**Aim of the task:** Provide the data again in its entirety, exactly as given.

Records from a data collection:
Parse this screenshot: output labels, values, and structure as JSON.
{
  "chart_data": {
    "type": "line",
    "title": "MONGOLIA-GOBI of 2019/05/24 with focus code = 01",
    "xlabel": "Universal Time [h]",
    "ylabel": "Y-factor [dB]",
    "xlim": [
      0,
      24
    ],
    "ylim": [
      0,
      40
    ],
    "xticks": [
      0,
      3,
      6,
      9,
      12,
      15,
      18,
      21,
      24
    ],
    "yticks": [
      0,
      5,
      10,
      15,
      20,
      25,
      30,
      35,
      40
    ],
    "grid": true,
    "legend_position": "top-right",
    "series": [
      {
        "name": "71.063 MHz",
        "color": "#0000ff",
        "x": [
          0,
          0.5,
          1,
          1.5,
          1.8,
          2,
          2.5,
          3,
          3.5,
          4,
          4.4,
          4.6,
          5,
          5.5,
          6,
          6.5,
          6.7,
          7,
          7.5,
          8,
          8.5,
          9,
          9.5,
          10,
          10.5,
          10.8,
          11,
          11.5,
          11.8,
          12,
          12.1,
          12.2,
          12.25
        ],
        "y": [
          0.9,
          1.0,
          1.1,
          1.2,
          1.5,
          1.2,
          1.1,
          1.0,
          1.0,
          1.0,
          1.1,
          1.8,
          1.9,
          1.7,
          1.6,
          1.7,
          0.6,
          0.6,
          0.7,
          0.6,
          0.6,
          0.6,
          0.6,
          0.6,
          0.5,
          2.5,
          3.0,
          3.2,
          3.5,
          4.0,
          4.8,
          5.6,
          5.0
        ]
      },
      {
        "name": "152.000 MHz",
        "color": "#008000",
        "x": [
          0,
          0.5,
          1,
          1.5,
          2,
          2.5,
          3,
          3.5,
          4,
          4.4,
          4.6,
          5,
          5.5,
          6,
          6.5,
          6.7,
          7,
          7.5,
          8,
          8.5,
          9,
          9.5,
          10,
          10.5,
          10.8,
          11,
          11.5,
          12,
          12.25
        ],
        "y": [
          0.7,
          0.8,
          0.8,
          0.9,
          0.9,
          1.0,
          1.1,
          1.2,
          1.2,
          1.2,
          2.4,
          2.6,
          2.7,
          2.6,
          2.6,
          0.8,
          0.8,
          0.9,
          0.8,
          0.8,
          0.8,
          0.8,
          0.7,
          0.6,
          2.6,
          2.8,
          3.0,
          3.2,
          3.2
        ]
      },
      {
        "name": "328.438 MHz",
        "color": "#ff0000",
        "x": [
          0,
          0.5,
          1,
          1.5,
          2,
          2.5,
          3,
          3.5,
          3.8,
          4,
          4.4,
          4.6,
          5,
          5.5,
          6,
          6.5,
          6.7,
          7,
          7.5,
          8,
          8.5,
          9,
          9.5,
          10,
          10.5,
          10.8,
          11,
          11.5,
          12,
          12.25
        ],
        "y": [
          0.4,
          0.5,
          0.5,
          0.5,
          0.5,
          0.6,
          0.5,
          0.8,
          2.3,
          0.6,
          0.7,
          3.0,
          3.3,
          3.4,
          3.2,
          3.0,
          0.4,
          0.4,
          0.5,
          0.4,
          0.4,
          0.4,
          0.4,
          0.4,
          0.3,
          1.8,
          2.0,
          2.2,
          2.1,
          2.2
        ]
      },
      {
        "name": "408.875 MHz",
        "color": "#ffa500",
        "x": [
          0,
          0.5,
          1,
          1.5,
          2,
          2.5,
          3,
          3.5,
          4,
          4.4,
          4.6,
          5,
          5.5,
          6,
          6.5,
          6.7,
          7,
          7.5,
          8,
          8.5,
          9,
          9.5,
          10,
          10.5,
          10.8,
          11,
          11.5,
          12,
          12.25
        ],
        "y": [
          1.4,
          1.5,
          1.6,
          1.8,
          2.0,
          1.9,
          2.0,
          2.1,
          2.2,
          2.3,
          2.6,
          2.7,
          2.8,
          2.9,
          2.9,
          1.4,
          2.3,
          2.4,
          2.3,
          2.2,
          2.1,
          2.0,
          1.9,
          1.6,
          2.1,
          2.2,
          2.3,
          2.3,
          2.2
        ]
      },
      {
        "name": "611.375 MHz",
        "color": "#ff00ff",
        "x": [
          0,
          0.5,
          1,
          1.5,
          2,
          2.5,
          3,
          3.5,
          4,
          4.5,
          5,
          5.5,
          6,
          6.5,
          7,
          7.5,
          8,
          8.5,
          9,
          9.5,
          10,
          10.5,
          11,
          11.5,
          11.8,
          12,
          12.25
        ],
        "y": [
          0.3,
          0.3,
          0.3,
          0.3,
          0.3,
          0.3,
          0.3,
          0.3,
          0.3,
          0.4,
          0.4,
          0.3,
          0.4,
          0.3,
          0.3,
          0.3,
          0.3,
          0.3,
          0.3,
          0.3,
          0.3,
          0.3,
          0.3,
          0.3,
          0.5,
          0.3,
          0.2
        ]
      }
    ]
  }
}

**Correct response:**
Parse this screenshot: output labels, values, and structure as JSON.
{
  "chart_data": {
    "type": "line",
    "title": "MONGOLIA-GOBI of 2019/05/24 with focus code = 01",
    "xlabel": "Universal Time [h]",
    "ylabel": "Y-factor [dB]",
    "xlim": [
      0,
      24
    ],
    "ylim": [
      0,
      40
    ],
    "xticks": [
      0,
      3,
      6,
      9,
      12,
      15,
      18,
      21,
      24
    ],
    "yticks": [
      0,
      5,
      10,
      15,
      20,
      25,
      30,
      35,
      40
    ],
    "grid": true,
    "legend_position": "top-right",
    "series": [
      {
        "name": "71.063 MHz",
        "color": "#0000ff",
        "x": [
          0,
          0.5,
          1,
          1.5,
          1.8,
          2,
          2.5,
          3,
          3.5,
          4,
          4.4,
          4.6,
          5,
          5.5,
          6,
          6.5,
          6.7,
          7,
          7.5,
          8,
          8.5,
          9,
          9.5,
          10,
          10.5,
          10.8,
          11,
          11.5,
          11.8,
          12,
          12.1,
          12.2,
          12.25
        ],
        "y": [
          0.9,
          1.0,
          1.1,
          1.2,
          1.5,
          1.2,
          1.1,
          1.0,
          1.0,
          1.0,
          1.1,
          1.8,
          1.9,
          1.7,
          1.6,
          1.7,
          0.6,
          0.6,
          0.7,
          0.6,
          0.6,
          0.6,
          0.6,
          0.6,
          0.5,
          2.5,
          3.0,
          3.2,
          3.5,
          4.0,
          4.8,
          5.6,
          5.0
        ]
      },
      {
        "name": "152.000 MHz",
        "color": "#008000",
        "x": [
          0,
          0.5,
          1,
          1.5,
          2,
          2.5,
          3,
          3.5,
          4,
          4.4,
          4.6,
          5,
          5.5,
          6,
          6.5,
          6.7,
          7,
          7.5,
          8,
          8.5,
          9,
          9.5,
          10,
          10.5,
          10.8,
          11,
          11.5,
          12,
          12.25
        ],
        "y": [
          0.7,
          0.8,
          0.8,
          0.9,
          0.9,
          1.0,
          1.1,
          1.2,
          1.2,
          1.2,
          2.4,
          2.6,
          2.7,
          2.6,
          2.6,
          0.8,
          0.8,
          0.9,
          0.8,
          0.8,
          0.8,
          0.8,
          0.7,
          0.6,
          2.6,
          2.8,
          3.0,
          3.2,
          3.2
        ]
      },
      {
        "name": "328.438 MHz",
        "color": "#ff0000",
        "x": [
          0,
          0.5,
          1,
          1.5,
          2,
          2.5,
          3,
          3.5,
          3.8,
          4,
          4.4,
          4.6,
          5,
          5.5,
          6,
          6.5,
          6.7,
          7,
          7.5,
          8,
          8.5,
          9,
          9.5,
          10,
          10.5,
          10.8,
          11,
          11.5,
          12,
          12.25
        ],
        "y": [
          0.4,
          0.5,
          0.5,
          0.5,
          0.5,
          0.6,
          0.5,
          0.8,
          2.3,
          0.6,
          0.7,
          3.0,
          3.3,
          3.4,
          3.2,
          3.0,
          0.4,
          0.4,
          0.5,
          0.4,
          0.4,
          0.4,
          0.4,
          0.4,
          0.3,
          1.8,
          2.0,
          2.2,
          2.1,
          2.2
        ]
      },
      {
        "name": "408.875 MHz",
        "color": "#ffa500",
        "x": [
          0,
          0.5,
          1,
          1.5,
          2,
          2.5,
          3,
          3.5,
          4,
          4.4,
          4.6,
          5,
          5.5,
          6,
          6.5,
          6.7,
          7,
          7.5,
          8,
          8.5,
          9,
          9.5,
          10,
          10.5,
          10.8,
          11,
          11.5,
          12,
          12.25
        ],
        "y": [
          1.4,
          1.5,
          1.6,
          1.8,
          2.0,
          1.9,
          2.0,
          2.1,
          2.2,
          2.3,
          2.6,
          2.7,
          2.8,
          2.9,
          2.9,
          1.4,
          2.3,
          2.4,
          2.3,
          2.2,
          2.1,
          2.0,
          1.9,
          1.6,
          2.1,
          2.2,
          2.3,
          2.3,
          2.2
        ]
      },
      {
        "name": "611.375 MHz",
        "color": "#ff00ff",
        "x": [
          0,
          0.5,
          1,
          1.5,
          2,
          2.5,
          3,
          3.5,
          4,
          4.5,
          5,
          5.5,
          6,
          6.5,
          7,
          7.5,
          8,
          8.5,
          9,
          9.5,
          10,
          10.5,
          11,
          11.5,
          11.8,
          12,
          12.25
        ],
        "y": [
          0.3,
          0.3,
          0.3,
          0.3,
          0.3,
          0.3,
          0.3,
          0.3,
          0.3,
          0.4,
          0.4,
          0.3,
          0.4,
          0.3,
          0.3,
          0.3,
          0.3,
          0.3,
          0.3,
          0.3,
          0.3,
          0.3,
          0.3,
          0.3,
          0.5,
          0.3,
          0.2
        ]
      }
    ]
  }
}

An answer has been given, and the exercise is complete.